[PROBLEM STATEMENT] Output an exact reproduction of the data.

[GIVEN INFORMATION]

>> Begin

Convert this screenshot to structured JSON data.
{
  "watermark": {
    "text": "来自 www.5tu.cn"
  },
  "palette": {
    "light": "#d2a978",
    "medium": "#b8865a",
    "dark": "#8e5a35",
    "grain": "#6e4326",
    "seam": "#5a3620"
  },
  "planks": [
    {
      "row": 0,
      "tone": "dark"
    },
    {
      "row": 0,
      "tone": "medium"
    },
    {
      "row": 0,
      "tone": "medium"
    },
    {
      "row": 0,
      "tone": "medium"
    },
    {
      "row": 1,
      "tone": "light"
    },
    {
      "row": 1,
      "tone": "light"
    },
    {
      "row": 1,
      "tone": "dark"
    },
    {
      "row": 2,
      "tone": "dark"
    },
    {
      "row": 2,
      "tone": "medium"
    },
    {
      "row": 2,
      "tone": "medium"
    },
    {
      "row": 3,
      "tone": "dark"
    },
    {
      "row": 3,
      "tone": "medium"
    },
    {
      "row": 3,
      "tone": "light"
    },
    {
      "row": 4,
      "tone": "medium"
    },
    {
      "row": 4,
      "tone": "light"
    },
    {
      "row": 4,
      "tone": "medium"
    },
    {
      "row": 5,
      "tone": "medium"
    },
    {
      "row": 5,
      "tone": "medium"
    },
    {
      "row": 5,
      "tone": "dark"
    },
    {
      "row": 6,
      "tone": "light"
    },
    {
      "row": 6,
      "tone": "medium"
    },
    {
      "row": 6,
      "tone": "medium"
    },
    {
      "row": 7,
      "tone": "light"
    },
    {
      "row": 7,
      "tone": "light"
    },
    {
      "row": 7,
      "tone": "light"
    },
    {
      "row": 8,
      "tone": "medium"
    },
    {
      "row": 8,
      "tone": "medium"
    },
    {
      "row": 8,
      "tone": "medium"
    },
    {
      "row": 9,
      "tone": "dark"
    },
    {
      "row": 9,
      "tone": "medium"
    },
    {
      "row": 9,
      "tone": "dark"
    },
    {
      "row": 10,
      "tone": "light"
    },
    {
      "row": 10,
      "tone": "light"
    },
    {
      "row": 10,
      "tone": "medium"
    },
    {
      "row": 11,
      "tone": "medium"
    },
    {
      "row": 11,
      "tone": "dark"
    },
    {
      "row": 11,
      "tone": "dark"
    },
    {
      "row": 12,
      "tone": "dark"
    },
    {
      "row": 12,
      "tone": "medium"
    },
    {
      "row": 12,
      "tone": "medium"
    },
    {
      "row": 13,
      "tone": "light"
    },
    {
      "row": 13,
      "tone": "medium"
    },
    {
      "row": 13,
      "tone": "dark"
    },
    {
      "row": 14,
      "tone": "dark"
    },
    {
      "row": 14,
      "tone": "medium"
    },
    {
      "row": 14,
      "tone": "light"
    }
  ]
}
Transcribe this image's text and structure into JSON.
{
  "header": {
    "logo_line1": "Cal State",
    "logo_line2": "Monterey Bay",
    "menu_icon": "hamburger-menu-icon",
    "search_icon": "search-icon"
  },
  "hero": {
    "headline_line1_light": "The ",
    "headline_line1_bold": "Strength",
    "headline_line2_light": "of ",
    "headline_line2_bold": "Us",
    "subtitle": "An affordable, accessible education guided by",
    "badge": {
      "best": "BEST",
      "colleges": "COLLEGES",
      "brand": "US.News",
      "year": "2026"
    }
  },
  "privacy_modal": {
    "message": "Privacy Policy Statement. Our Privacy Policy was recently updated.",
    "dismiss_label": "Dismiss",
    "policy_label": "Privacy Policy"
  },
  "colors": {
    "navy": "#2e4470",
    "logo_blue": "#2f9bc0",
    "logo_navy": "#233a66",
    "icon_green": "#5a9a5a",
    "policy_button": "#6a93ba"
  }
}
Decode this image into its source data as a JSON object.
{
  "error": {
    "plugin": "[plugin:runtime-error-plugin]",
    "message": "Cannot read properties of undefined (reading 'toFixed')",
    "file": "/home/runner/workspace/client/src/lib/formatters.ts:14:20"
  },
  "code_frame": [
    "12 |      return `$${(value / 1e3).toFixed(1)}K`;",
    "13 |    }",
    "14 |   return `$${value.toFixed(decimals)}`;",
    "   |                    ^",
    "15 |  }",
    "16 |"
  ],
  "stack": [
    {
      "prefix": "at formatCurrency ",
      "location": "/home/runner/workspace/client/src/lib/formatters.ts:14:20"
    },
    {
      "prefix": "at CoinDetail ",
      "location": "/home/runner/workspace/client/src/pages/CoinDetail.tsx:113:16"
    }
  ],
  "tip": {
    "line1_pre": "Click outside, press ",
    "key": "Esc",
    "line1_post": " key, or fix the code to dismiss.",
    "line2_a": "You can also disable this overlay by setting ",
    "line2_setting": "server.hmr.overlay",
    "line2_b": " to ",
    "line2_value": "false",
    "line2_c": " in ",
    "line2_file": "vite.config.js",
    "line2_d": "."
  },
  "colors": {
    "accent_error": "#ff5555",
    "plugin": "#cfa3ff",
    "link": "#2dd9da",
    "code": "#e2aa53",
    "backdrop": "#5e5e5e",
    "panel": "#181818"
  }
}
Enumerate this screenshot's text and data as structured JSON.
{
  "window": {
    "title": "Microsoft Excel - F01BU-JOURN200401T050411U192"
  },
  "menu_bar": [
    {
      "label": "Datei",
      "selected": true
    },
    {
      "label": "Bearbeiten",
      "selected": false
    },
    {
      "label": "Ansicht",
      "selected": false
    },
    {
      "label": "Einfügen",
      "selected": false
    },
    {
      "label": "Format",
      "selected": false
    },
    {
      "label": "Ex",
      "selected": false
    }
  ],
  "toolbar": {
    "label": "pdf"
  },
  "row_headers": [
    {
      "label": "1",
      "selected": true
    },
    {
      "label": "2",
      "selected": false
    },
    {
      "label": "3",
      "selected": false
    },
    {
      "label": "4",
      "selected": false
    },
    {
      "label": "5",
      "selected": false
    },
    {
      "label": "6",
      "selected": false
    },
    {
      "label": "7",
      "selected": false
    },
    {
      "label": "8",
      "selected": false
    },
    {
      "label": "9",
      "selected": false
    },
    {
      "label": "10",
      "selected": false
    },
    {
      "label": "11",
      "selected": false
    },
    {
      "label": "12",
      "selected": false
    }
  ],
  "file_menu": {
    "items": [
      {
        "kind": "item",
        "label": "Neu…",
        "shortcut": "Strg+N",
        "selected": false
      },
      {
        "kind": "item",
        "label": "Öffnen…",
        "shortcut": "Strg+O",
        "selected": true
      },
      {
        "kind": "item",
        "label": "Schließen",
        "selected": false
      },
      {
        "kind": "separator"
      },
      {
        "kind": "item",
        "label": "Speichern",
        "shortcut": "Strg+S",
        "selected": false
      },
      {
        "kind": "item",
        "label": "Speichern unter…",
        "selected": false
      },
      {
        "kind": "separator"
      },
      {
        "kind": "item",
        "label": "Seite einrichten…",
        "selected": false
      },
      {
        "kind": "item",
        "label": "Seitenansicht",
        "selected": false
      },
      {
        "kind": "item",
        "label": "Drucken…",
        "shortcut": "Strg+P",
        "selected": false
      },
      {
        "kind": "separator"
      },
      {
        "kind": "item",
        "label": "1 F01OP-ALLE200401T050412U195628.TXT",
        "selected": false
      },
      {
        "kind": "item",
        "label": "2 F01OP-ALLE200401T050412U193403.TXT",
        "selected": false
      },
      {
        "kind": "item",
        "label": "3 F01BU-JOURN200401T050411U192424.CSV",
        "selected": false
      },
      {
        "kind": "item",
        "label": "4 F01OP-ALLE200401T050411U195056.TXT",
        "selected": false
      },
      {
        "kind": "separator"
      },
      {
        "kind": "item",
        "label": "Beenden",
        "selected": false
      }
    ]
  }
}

>> End

[ANSWER FOR THIS EXERCISE]
Convert this screenshot to structured JSON data.
{
  "watermark": {
    "text": "来自 www.5tu.cn"
  },
  "palette": {
    "light": "#d2a978",
    "medium": "#b8865a",
    "dark": "#8e5a35",
    "grain": "#6e4326",
    "seam": "#5a3620"
  },
  "planks": [
    {
      "row": 0,
      "tone": "dark"
    },
    {
      "row": 0,
      "tone": "medium"
    },
    {
      "row": 0,
      "tone": "medium"
    },
    {
      "row": 0,
      "tone": "medium"
    },
    {
      "row": 1,
      "tone": "light"
    },
    {
      "row": 1,
      "tone": "light"
    },
    {
      "row": 1,
      "tone": "dark"
    },
    {
      "row": 2,
      "tone": "dark"
    },
    {
      "row": 2,
      "tone": "medium"
    },
    {
      "row": 2,
      "tone": "medium"
    },
    {
      "row": 3,
      "tone": "dark"
    },
    {
      "row": 3,
      "tone": "medium"
    },
    {
      "row": 3,
      "tone": "light"
    },
    {
      "row": 4,
      "tone": "medium"
    },
    {
      "row": 4,
      "tone": "light"
    },
    {
      "row": 4,
      "tone": "medium"
    },
    {
      "row": 5,
      "tone": "medium"
    },
    {
      "row": 5,
      "tone": "medium"
    },
    {
      "row": 5,
      "tone": "dark"
    },
    {
      "row": 6,
      "tone": "light"
    },
    {
      "row": 6,
      "tone": "medium"
    },
    {
      "row": 6,
      "tone": "medium"
    },
    {
      "row": 7,
      "tone": "light"
    },
    {
      "row": 7,
      "tone": "light"
    },
    {
      "row": 7,
      "tone": "light"
    },
    {
      "row": 8,
      "tone": "medium"
    },
    {
      "row": 8,
      "tone": "medium"
    },
    {
      "row": 8,
      "tone": "medium"
    },
    {
      "row": 9,
      "tone": "dark"
    },
    {
      "row": 9,
      "tone": "medium"
    },
    {
      "row": 9,
      "tone": "dark"
    },
    {
      "row": 10,
      "tone": "light"
    },
    {
      "row": 10,
      "tone": "light"
    },
    {
      "row": 10,
      "tone": "medium"
    },
    {
      "row": 11,
      "tone": "medium"
    },
    {
      "row": 11,
      "tone": "dark"
    },
    {
      "row": 11,
      "tone": "dark"
    },
    {
      "row": 12,
      "tone": "dark"
    },
    {
      "row": 12,
      "tone": "medium"
    },
    {
      "row": 12,
      "tone": "medium"
    },
    {
      "row": 13,
      "tone": "light"
    },
    {
      "row": 13,
      "tone": "medium"
    },
    {
      "row": 13,
      "tone": "dark"
    },
    {
      "row": 14,
      "tone": "dark"
    },
    {
      "row": 14,
      "tone": "medium"
    },
    {
      "row": 14,
      "tone": "light"
    }
  ]
}
Transcribe this image's text and structure into JSON.
{
  "header": {
    "logo_line1": "Cal State",
    "logo_line2": "Monterey Bay",
    "menu_icon": "hamburger-menu-icon",
    "search_icon": "search-icon"
  },
  "hero": {
    "headline_line1_light": "The ",
    "headline_line1_bold": "Strength",
    "headline_line2_light": "of ",
    "headline_line2_bold": "Us",
    "subtitle": "An affordable, accessible education guided by",
    "badge": {
      "best": "BEST",
      "colleges": "COLLEGES",
      "brand": "US.News",
      "year": "2026"
    }
  },
  "privacy_modal": {
    "message": "Privacy Policy Statement. Our Privacy Policy was recently updated.",
    "dismiss_label": "Dismiss",
    "policy_label": "Privacy Policy"
  },
  "colors": {
    "navy": "#2e4470",
    "logo_blue": "#2f9bc0",
    "logo_navy": "#233a66",
    "icon_green": "#5a9a5a",
    "policy_button": "#6a93ba"
  }
}
Decode this image into its source data as a JSON object.
{
  "error": {
    "plugin": "[plugin:runtime-error-plugin]",
    "message": "Cannot read properties of undefined (reading 'toFixed')",
    "file": "/home/runner/workspace/client/src/lib/formatters.ts:14:20"
  },
  "code_frame": [
    "12 |      return `$${(value / 1e3).toFixed(1)}K`;",
    "13 |    }",
    "14 |   return `$${value.toFixed(decimals)}`;",
    "   |                    ^",
    "15 |  }",
    "16 |"
  ],
  "stack": [
    {
      "prefix": "at formatCurrency ",
      "location": "/home/runner/workspace/client/src/lib/formatters.ts:14:20"
    },
    {
      "prefix": "at CoinDetail ",
      "location": "/home/runner/workspace/client/src/pages/CoinDetail.tsx:113:16"
    }
  ],
  "tip": {
    "line1_pre": "Click outside, press ",
    "key": "Esc",
    "line1_post": " key, or fix the code to dismiss.",
    "line2_a": "You can also disable this overlay by setting ",
    "line2_setting": "server.hmr.overlay",
    "line2_b": " to ",
    "line2_value": "false",
    "line2_c": " in ",
    "line2_file": "vite.config.js",
    "line2_d": "."
  },
  "colors": {
    "accent_error": "#ff5555",
    "plugin": "#cfa3ff",
    "link": "#2dd9da",
    "code": "#e2aa53",
    "backdrop": "#5e5e5e",
    "panel": "#181818"
  }
}
Enumerate this screenshot's text and data as structured JSON.
{
  "window": {
    "title": "Microsoft Excel - F01BU-JOURN200401T050411U192"
  },
  "menu_bar": [
    {
      "label": "Datei",
      "selected": true
    },
    {
      "label": "Bearbeiten",
      "selected": false
    },
    {
      "label": "Ansicht",
      "selected": false
    },
    {
      "label": "Einfügen",
      "selected": false
    },
    {
      "label": "Format",
      "selected": false
    },
    {
      "label": "Ex",
      "selected": false
    }
  ],
  "toolbar": {
    "label": "pdf"
  },
  "row_headers": [
    {
      "label": "1",
      "selected": true
    },
    {
      "label": "2",
      "selected": false
    },
    {
      "label": "3",
      "selected": false
    },
    {
      "label": "4",
      "selected": false
    },
    {
      "label": "5",
      "selected": false
    },
    {
      "label": "6",
      "selected": false
    },
    {
      "label": "7",
      "selected": false
    },
    {
      "label": "8",
      "selected": false
    },
    {
      "label": "9",
      "selected": false
    },
    {
      "label": "10",
      "selected": false
    },
    {
      "label": "11",
      "selected": false
    },
    {
      "label": "12",
      "selected": false
    }
  ],
  "file_menu": {
    "items": [
      {
        "kind": "item",
        "label": "Neu…",
        "shortcut": "Strg+N",
        "selected": false
      },
      {
        "kind": "item",
        "label": "Öffnen…",
        "shortcut": "Strg+O",
        "selected": true
      },
      {
        "kind": "item",
        "label": "Schließen",
        "selected": false
      },
      {
        "kind": "separator"
      },
      {
        "kind": "item",
        "label": "Speichern",
        "shortcut": "Strg+S",
        "selected": false
      },
      {
        "kind": "item",
        "label": "Speichern unter…",
        "selected": false
      },
      {
        "kind": "separator"
      },
      {
        "kind": "item",
        "label": "Seite einrichten…",
        "selected": false
      },
      {
        "kind": "item",
        "label": "Seitenansicht",
        "selected": false
      },
      {
        "kind": "item",
        "label": "Drucken…",
        "shortcut": "Strg+P",
        "selected": false
      },
      {
        "kind": "separator"
      },
      {
        "kind": "item",
        "label": "1 F01OP-ALLE200401T050412U195628.TXT",
        "selected": false
      },
      {
        "kind": "item",
        "label": "2 F01OP-ALLE200401T050412U193403.TXT",
        "selected": false
      },
      {
        "kind": "item",
        "label": "3 F01BU-JOURN200401T050411U192424.CSV",
        "selected": false
      },
      {
        "kind": "item",
        "label": "4 F01OP-ALLE200401T050411U195056.TXT",
        "selected": false
      },
      {
        "kind": "separator"
      },
      {
        "kind": "item",
        "label": "Beenden",
        "selected": false
      }
    ]
  }
}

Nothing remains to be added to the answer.